__REQUIREMENTS__:
Within the records below, find each line that holds the string "кредитной", then copy it.

*-*-*

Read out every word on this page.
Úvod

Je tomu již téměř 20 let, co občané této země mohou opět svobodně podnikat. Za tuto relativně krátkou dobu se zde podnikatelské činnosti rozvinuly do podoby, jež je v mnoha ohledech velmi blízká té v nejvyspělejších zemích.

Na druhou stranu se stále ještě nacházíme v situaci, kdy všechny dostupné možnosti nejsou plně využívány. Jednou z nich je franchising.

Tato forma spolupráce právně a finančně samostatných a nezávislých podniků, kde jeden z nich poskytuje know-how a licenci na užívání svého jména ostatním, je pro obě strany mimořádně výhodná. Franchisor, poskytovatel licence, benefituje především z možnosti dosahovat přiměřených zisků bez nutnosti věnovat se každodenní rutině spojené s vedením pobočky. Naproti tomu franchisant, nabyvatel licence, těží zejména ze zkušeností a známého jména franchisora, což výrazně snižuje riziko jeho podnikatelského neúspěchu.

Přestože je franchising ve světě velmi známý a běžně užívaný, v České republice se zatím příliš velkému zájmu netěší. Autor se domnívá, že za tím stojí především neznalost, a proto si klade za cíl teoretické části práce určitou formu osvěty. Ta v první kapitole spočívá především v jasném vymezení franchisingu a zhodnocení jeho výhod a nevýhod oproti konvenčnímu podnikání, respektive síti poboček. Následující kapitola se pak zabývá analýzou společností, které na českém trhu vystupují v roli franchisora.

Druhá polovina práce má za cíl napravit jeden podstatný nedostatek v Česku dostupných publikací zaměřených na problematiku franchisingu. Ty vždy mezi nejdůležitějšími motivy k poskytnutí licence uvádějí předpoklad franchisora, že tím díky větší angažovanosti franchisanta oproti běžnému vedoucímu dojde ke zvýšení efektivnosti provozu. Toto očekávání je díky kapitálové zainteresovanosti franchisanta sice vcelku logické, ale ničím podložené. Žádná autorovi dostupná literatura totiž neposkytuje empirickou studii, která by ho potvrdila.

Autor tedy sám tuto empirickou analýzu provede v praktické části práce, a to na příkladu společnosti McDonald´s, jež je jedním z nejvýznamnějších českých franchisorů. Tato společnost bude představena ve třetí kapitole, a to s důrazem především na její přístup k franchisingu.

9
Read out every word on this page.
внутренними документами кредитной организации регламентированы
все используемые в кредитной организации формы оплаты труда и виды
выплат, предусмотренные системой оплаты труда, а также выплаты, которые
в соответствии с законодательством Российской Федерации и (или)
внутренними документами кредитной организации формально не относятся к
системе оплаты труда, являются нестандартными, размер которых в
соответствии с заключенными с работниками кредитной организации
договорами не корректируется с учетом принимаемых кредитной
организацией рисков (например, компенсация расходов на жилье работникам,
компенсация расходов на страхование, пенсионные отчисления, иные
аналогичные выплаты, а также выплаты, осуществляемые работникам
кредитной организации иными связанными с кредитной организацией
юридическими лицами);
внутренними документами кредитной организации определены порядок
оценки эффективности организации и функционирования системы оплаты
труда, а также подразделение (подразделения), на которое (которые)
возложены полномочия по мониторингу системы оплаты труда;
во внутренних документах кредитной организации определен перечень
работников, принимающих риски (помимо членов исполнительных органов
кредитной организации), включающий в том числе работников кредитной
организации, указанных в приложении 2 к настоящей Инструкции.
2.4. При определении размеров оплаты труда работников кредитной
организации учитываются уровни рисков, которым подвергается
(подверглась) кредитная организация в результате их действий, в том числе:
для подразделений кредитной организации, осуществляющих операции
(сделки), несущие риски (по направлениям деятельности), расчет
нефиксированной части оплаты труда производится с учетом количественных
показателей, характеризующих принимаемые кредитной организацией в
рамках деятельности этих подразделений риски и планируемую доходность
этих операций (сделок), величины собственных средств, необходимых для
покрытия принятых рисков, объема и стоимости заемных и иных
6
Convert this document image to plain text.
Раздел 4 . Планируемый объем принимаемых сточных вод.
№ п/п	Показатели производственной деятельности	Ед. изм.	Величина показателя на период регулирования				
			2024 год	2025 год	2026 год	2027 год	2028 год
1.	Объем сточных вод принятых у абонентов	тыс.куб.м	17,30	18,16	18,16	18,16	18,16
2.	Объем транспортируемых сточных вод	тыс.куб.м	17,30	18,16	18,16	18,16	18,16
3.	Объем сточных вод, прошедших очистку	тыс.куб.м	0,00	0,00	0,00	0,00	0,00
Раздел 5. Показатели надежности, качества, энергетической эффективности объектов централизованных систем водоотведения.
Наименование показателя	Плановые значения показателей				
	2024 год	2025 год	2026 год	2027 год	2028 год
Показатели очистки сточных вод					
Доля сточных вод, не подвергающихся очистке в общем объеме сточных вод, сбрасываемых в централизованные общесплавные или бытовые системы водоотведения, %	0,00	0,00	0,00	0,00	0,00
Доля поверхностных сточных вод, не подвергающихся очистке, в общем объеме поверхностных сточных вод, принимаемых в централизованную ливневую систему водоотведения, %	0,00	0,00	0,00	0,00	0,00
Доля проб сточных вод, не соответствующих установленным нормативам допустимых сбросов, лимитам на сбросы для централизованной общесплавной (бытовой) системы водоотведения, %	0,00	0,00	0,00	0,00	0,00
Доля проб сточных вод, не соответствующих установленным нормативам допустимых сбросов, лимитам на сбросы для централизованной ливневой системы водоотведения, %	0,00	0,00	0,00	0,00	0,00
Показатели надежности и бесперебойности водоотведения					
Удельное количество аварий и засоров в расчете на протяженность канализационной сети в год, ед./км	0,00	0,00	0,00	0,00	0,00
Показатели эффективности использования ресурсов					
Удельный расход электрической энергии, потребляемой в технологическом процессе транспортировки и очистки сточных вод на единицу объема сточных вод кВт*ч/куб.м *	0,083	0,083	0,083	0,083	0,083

*-*-*

__TASK SOLUTION__:
внутренними документами кредитной организации регламентированы
все используемые в кредитной организации формы оплаты труда и виды
внутренними документами кредитной организации формально не относятся к
соответствии с заключенными с работниками кредитной организации
договорами не корректируется с учетом принимаемых кредитной
кредитной организации иными связанными с кредитной организацией
внутренними документами кредитной организации определены порядок
во внутренних документах кредитной организации определен перечень
кредитной организации), включающий в том числе работников кредитной
2.4. При определении размеров оплаты труда работников кредитной
для подразделений кредитной организации, осуществляющих операции
показателей, характеризующих принимаемые кредитной организацией в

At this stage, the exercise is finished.